(Records from a collection of figures)

_____

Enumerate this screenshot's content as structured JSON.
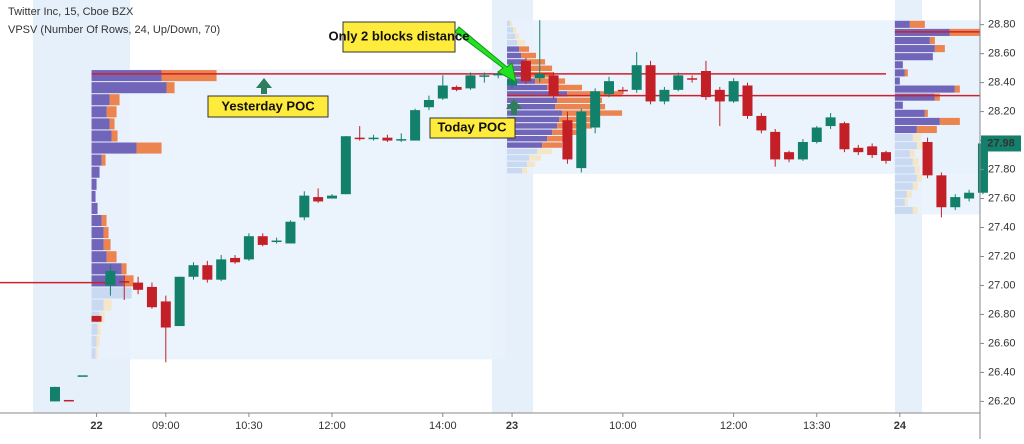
{
  "chart_data": {
    "type": "candlestick",
    "title": "Twitter Inc, 15, Cboe BZX",
    "subtitle": "VPSV (Number Of Rows, 24, Up/Down, 70)",
    "annotations": {
      "distance": "Only 2 blocks distance",
      "yesterday": "Yesterday POC",
      "today": "Today POC"
    },
    "up_color": "#12806a",
    "down_color": "#c21f26",
    "categories": [
      null,
      null,
      null,
      "22",
      null,
      null,
      null,
      null,
      "09:00",
      null,
      null,
      null,
      null,
      null,
      "10:30",
      null,
      null,
      null,
      null,
      null,
      "12:00",
      null,
      null,
      null,
      null,
      null,
      null,
      null,
      "14:00",
      null,
      null,
      null,
      null,
      "23",
      null,
      null,
      null,
      null,
      null,
      null,
      null,
      "10:00",
      null,
      null,
      null,
      null,
      null,
      null,
      null,
      "12:00",
      null,
      null,
      null,
      null,
      null,
      "13:30",
      null,
      null,
      null,
      null,
      null,
      "24",
      null,
      null,
      null,
      null,
      null,
      null
    ],
    "open": [
      26.2,
      26.21,
      26.38,
      26.79,
      27.0,
      27.03,
      27.02,
      26.99,
      26.89,
      26.72,
      27.06,
      27.14,
      27.04,
      27.19,
      27.18,
      27.34,
      27.3,
      27.29,
      27.47,
      27.61,
      27.6,
      27.63,
      28.02,
      28.01,
      28.02,
      28.0,
      28.0,
      28.23,
      28.29,
      28.37,
      28.36,
      28.44,
      28.45,
      28.38,
      28.55,
      28.43,
      28.45,
      28.14,
      27.81,
      28.09,
      28.32,
      28.35,
      28.35,
      28.52,
      28.27,
      28.35,
      28.43,
      28.48,
      28.35,
      28.27,
      28.38,
      28.17,
      28.06,
      27.92,
      27.87,
      27.99,
      28.1,
      28.12,
      27.95,
      27.96,
      27.92,
      null,
      null,
      27.99,
      27.76,
      27.54,
      27.6,
      27.64
    ],
    "high": [
      26.3,
      26.21,
      26.38,
      26.79,
      27.14,
      27.07,
      27.06,
      27.02,
      26.93,
      27.06,
      27.16,
      27.17,
      27.21,
      27.21,
      27.36,
      27.36,
      27.33,
      27.45,
      27.65,
      27.67,
      27.63,
      28.03,
      28.1,
      28.04,
      28.04,
      28.05,
      28.22,
      28.31,
      28.45,
      28.38,
      28.47,
      28.47,
      28.48,
      28.46,
      28.57,
      28.83,
      28.47,
      28.2,
      28.22,
      28.36,
      28.44,
      28.37,
      28.61,
      28.55,
      28.37,
      28.47,
      28.45,
      28.55,
      28.37,
      28.43,
      28.4,
      28.19,
      28.08,
      27.93,
      28.01,
      28.1,
      28.19,
      28.13,
      27.97,
      27.98,
      27.93,
      null,
      null,
      28.02,
      27.78,
      27.63,
      27.66,
      28.02
    ],
    "low": [
      26.2,
      26.2,
      26.38,
      26.75,
      26.93,
      26.9,
      26.94,
      26.84,
      26.47,
      26.72,
      27.04,
      27.02,
      27.03,
      27.15,
      27.17,
      27.27,
      27.29,
      27.29,
      27.45,
      27.57,
      27.6,
      27.63,
      28.0,
      28.0,
      27.99,
      27.99,
      28.0,
      28.21,
      28.28,
      28.34,
      28.35,
      28.4,
      28.43,
      28.36,
      28.39,
      28.4,
      28.29,
      27.84,
      27.78,
      28.05,
      28.3,
      28.32,
      28.33,
      28.25,
      28.25,
      28.34,
      28.4,
      28.28,
      28.1,
      28.26,
      28.15,
      28.05,
      27.82,
      27.85,
      27.86,
      27.98,
      28.08,
      27.92,
      27.9,
      27.88,
      27.84,
      null,
      null,
      27.74,
      27.47,
      27.52,
      27.58,
      27.63
    ],
    "close": [
      26.3,
      26.2,
      26.38,
      26.75,
      27.1,
      27.02,
      26.97,
      26.85,
      26.71,
      27.06,
      27.14,
      27.04,
      27.18,
      27.16,
      27.34,
      27.28,
      27.31,
      27.44,
      27.62,
      27.58,
      27.62,
      28.03,
      28.01,
      28.02,
      28.0,
      28.01,
      28.21,
      28.28,
      28.38,
      28.35,
      28.45,
      28.45,
      28.46,
      28.42,
      28.41,
      28.46,
      28.31,
      27.87,
      28.2,
      28.34,
      28.41,
      28.34,
      28.52,
      28.27,
      28.35,
      28.45,
      28.42,
      28.3,
      28.27,
      28.41,
      28.17,
      28.07,
      27.87,
      27.87,
      27.99,
      28.09,
      28.16,
      27.94,
      27.92,
      27.9,
      27.86,
      null,
      null,
      27.76,
      27.54,
      27.61,
      27.64,
      27.98
    ],
    "prior_poc": 27.02,
    "profiles": [
      {
        "start": 3,
        "end": 32,
        "top": 28.49,
        "bottom": 26.49,
        "poc": 28.46,
        "value_area_rows": [
          0,
          17
        ],
        "up": [
          70,
          75,
          18,
          15,
          18,
          20,
          45,
          10,
          8,
          5,
          4,
          6,
          10,
          12,
          12,
          15,
          30,
          32,
          40,
          12,
          8,
          6,
          5,
          4
        ],
        "down": [
          55,
          8,
          10,
          10,
          5,
          6,
          25,
          4,
          0,
          0,
          0,
          0,
          5,
          5,
          7,
          10,
          5,
          10,
          0,
          8,
          5,
          3,
          3,
          2
        ]
      },
      {
        "start": 33,
        "end": 67,
        "top": 28.83,
        "bottom": 27.77,
        "poc": 28.31,
        "value_area_rows": [
          4,
          19
        ],
        "up": [
          3,
          6,
          8,
          10,
          12,
          14,
          18,
          20,
          22,
          28,
          40,
          60,
          50,
          48,
          55,
          52,
          50,
          45,
          40,
          35,
          30,
          22,
          20,
          15
        ],
        "down": [
          2,
          3,
          4,
          8,
          10,
          15,
          20,
          25,
          25,
          30,
          35,
          55,
          45,
          50,
          60,
          40,
          35,
          30,
          25,
          20,
          15,
          12,
          8,
          5
        ]
      },
      {
        "start": 61,
        "end": 67,
        "top": 28.83,
        "bottom": 27.49,
        "poc": 28.75,
        "value_area_rows": [
          0,
          13
        ],
        "up": [
          15,
          55,
          35,
          40,
          38,
          8,
          10,
          5,
          60,
          40,
          8,
          30,
          45,
          22,
          18,
          22,
          15,
          18,
          20,
          22,
          18,
          12,
          10,
          18
        ],
        "down": [
          15,
          30,
          5,
          10,
          0,
          0,
          3,
          0,
          5,
          5,
          0,
          3,
          20,
          20,
          8,
          10,
          5,
          6,
          5,
          5,
          5,
          5,
          3,
          5
        ]
      }
    ],
    "last_price": 27.98,
    "ylim": [
      26.12,
      28.97
    ],
    "yticks": [
      {
        "value": 26.2,
        "label": "26.20"
      },
      {
        "value": 26.4,
        "label": "26.40"
      },
      {
        "value": 26.6,
        "label": "26.60"
      },
      {
        "value": 26.8,
        "label": "26.80"
      },
      {
        "value": 27.0,
        "label": "27.00"
      },
      {
        "value": 27.2,
        "label": "27.20"
      },
      {
        "value": 27.4,
        "label": "27.40"
      },
      {
        "value": 27.6,
        "label": "27.60"
      },
      {
        "value": 27.8,
        "label": "27.80"
      },
      {
        "value": 28.0,
        "label": "28.00"
      },
      {
        "value": 28.2,
        "label": "28.20"
      },
      {
        "value": 28.4,
        "label": "28.40"
      },
      {
        "value": 28.6,
        "label": "28.60"
      },
      {
        "value": 28.8,
        "label": "28.80"
      }
    ]
  }
}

_____

» **WHAT IS NEEDED**: Quote in full the listing given above; the images are to be left out.

» **COMPLETED TASK**:
Enumerate this screenshot's content as structured JSON.
{
  "chart_data": {
    "type": "candlestick",
    "title": "Twitter Inc, 15, Cboe BZX",
    "subtitle": "VPSV (Number Of Rows, 24, Up/Down, 70)",
    "annotations": {
      "distance": "Only 2 blocks distance",
      "yesterday": "Yesterday POC",
      "today": "Today POC"
    },
    "up_color": "#12806a",
    "down_color": "#c21f26",
    "categories": [
      null,
      null,
      null,
      "22",
      null,
      null,
      null,
      null,
      "09:00",
      null,
      null,
      null,
      null,
      null,
      "10:30",
      null,
      null,
      null,
      null,
      null,
      "12:00",
      null,
      null,
      null,
      null,
      null,
      null,
      null,
      "14:00",
      null,
      null,
      null,
      null,
      "23",
      null,
      null,
      null,
      null,
      null,
      null,
      null,
      "10:00",
      null,
      null,
      null,
      null,
      null,
      null,
      null,
      "12:00",
      null,
      null,
      null,
      null,
      null,
      "13:30",
      null,
      null,
      null,
      null,
      null,
      "24",
      null,
      null,
      null,
      null,
      null,
      null
    ],
    "open": [
      26.2,
      26.21,
      26.38,
      26.79,
      27.0,
      27.03,
      27.02,
      26.99,
      26.89,
      26.72,
      27.06,
      27.14,
      27.04,
      27.19,
      27.18,
      27.34,
      27.3,
      27.29,
      27.47,
      27.61,
      27.6,
      27.63,
      28.02,
      28.01,
      28.02,
      28.0,
      28.0,
      28.23,
      28.29,
      28.37,
      28.36,
      28.44,
      28.45,
      28.38,
      28.55,
      28.43,
      28.45,
      28.14,
      27.81,
      28.09,
      28.32,
      28.35,
      28.35,
      28.52,
      28.27,
      28.35,
      28.43,
      28.48,
      28.35,
      28.27,
      28.38,
      28.17,
      28.06,
      27.92,
      27.87,
      27.99,
      28.1,
      28.12,
      27.95,
      27.96,
      27.92,
      null,
      null,
      27.99,
      27.76,
      27.54,
      27.6,
      27.64
    ],
    "high": [
      26.3,
      26.21,
      26.38,
      26.79,
      27.14,
      27.07,
      27.06,
      27.02,
      26.93,
      27.06,
      27.16,
      27.17,
      27.21,
      27.21,
      27.36,
      27.36,
      27.33,
      27.45,
      27.65,
      27.67,
      27.63,
      28.03,
      28.1,
      28.04,
      28.04,
      28.05,
      28.22,
      28.31,
      28.45,
      28.38,
      28.47,
      28.47,
      28.48,
      28.46,
      28.57,
      28.83,
      28.47,
      28.2,
      28.22,
      28.36,
      28.44,
      28.37,
      28.61,
      28.55,
      28.37,
      28.47,
      28.45,
      28.55,
      28.37,
      28.43,
      28.4,
      28.19,
      28.08,
      27.93,
      28.01,
      28.1,
      28.19,
      28.13,
      27.97,
      27.98,
      27.93,
      null,
      null,
      28.02,
      27.78,
      27.63,
      27.66,
      28.02
    ],
    "low": [
      26.2,
      26.2,
      26.38,
      26.75,
      26.93,
      26.9,
      26.94,
      26.84,
      26.47,
      26.72,
      27.04,
      27.02,
      27.03,
      27.15,
      27.17,
      27.27,
      27.29,
      27.29,
      27.45,
      27.57,
      27.6,
      27.63,
      28.0,
      28.0,
      27.99,
      27.99,
      28.0,
      28.21,
      28.28,
      28.34,
      28.35,
      28.4,
      28.43,
      28.36,
      28.39,
      28.4,
      28.29,
      27.84,
      27.78,
      28.05,
      28.3,
      28.32,
      28.33,
      28.25,
      28.25,
      28.34,
      28.4,
      28.28,
      28.1,
      28.26,
      28.15,
      28.05,
      27.82,
      27.85,
      27.86,
      27.98,
      28.08,
      27.92,
      27.9,
      27.88,
      27.84,
      null,
      null,
      27.74,
      27.47,
      27.52,
      27.58,
      27.63
    ],
    "close": [
      26.3,
      26.2,
      26.38,
      26.75,
      27.1,
      27.02,
      26.97,
      26.85,
      26.71,
      27.06,
      27.14,
      27.04,
      27.18,
      27.16,
      27.34,
      27.28,
      27.31,
      27.44,
      27.62,
      27.58,
      27.62,
      28.03,
      28.01,
      28.02,
      28.0,
      28.01,
      28.21,
      28.28,
      28.38,
      28.35,
      28.45,
      28.45,
      28.46,
      28.42,
      28.41,
      28.46,
      28.31,
      27.87,
      28.2,
      28.34,
      28.41,
      28.34,
      28.52,
      28.27,
      28.35,
      28.45,
      28.42,
      28.3,
      28.27,
      28.41,
      28.17,
      28.07,
      27.87,
      27.87,
      27.99,
      28.09,
      28.16,
      27.94,
      27.92,
      27.9,
      27.86,
      null,
      null,
      27.76,
      27.54,
      27.61,
      27.64,
      27.98
    ],
    "prior_poc": 27.02,
    "profiles": [
      {
        "start": 3,
        "end": 32,
        "top": 28.49,
        "bottom": 26.49,
        "poc": 28.46,
        "value_area_rows": [
          0,
          17
        ],
        "up": [
          70,
          75,
          18,
          15,
          18,
          20,
          45,
          10,
          8,
          5,
          4,
          6,
          10,
          12,
          12,
          15,
          30,
          32,
          40,
          12,
          8,
          6,
          5,
          4
        ],
        "down": [
          55,
          8,
          10,
          10,
          5,
          6,
          25,
          4,
          0,
          0,
          0,
          0,
          5,
          5,
          7,
          10,
          5,
          10,
          0,
          8,
          5,
          3,
          3,
          2
        ]
      },
      {
        "start": 33,
        "end": 67,
        "top": 28.83,
        "bottom": 27.77,
        "poc": 28.31,
        "value_area_rows": [
          4,
          19
        ],
        "up": [
          3,
          6,
          8,
          10,
          12,
          14,
          18,
          20,
          22,
          28,
          40,
          60,
          50,
          48,
          55,
          52,
          50,
          45,
          40,
          35,
          30,
          22,
          20,
          15
        ],
        "down": [
          2,
          3,
          4,
          8,
          10,
          15,
          20,
          25,
          25,
          30,
          35,
          55,
          45,
          50,
          60,
          40,
          35,
          30,
          25,
          20,
          15,
          12,
          8,
          5
        ]
      },
      {
        "start": 61,
        "end": 67,
        "top": 28.83,
        "bottom": 27.49,
        "poc": 28.75,
        "value_area_rows": [
          0,
          13
        ],
        "up": [
          15,
          55,
          35,
          40,
          38,
          8,
          10,
          5,
          60,
          40,
          8,
          30,
          45,
          22,
          18,
          22,
          15,
          18,
          20,
          22,
          18,
          12,
          10,
          18
        ],
        "down": [
          15,
          30,
          5,
          10,
          0,
          0,
          3,
          0,
          5,
          5,
          0,
          3,
          20,
          20,
          8,
          10,
          5,
          6,
          5,
          5,
          5,
          5,
          3,
          5
        ]
      }
    ],
    "last_price": 27.98,
    "ylim": [
      26.12,
      28.97
    ],
    "yticks": [
      {
        "value": 26.2,
        "label": "26.20"
      },
      {
        "value": 26.4,
        "label": "26.40"
      },
      {
        "value": 26.6,
        "label": "26.60"
      },
      {
        "value": 26.8,
        "label": "26.80"
      },
      {
        "value": 27.0,
        "label": "27.00"
      },
      {
        "value": 27.2,
        "label": "27.20"
      },
      {
        "value": 27.4,
        "label": "27.40"
      },
      {
        "value": 27.6,
        "label": "27.60"
      },
      {
        "value": 27.8,
        "label": "27.80"
      },
      {
        "value": 28.0,
        "label": "28.00"
      },
      {
        "value": 28.2,
        "label": "28.20"
      },
      {
        "value": 28.4,
        "label": "28.40"
      },
      {
        "value": 28.6,
        "label": "28.60"
      },
      {
        "value": 28.8,
        "label": "28.80"
      }
    ]
  }
}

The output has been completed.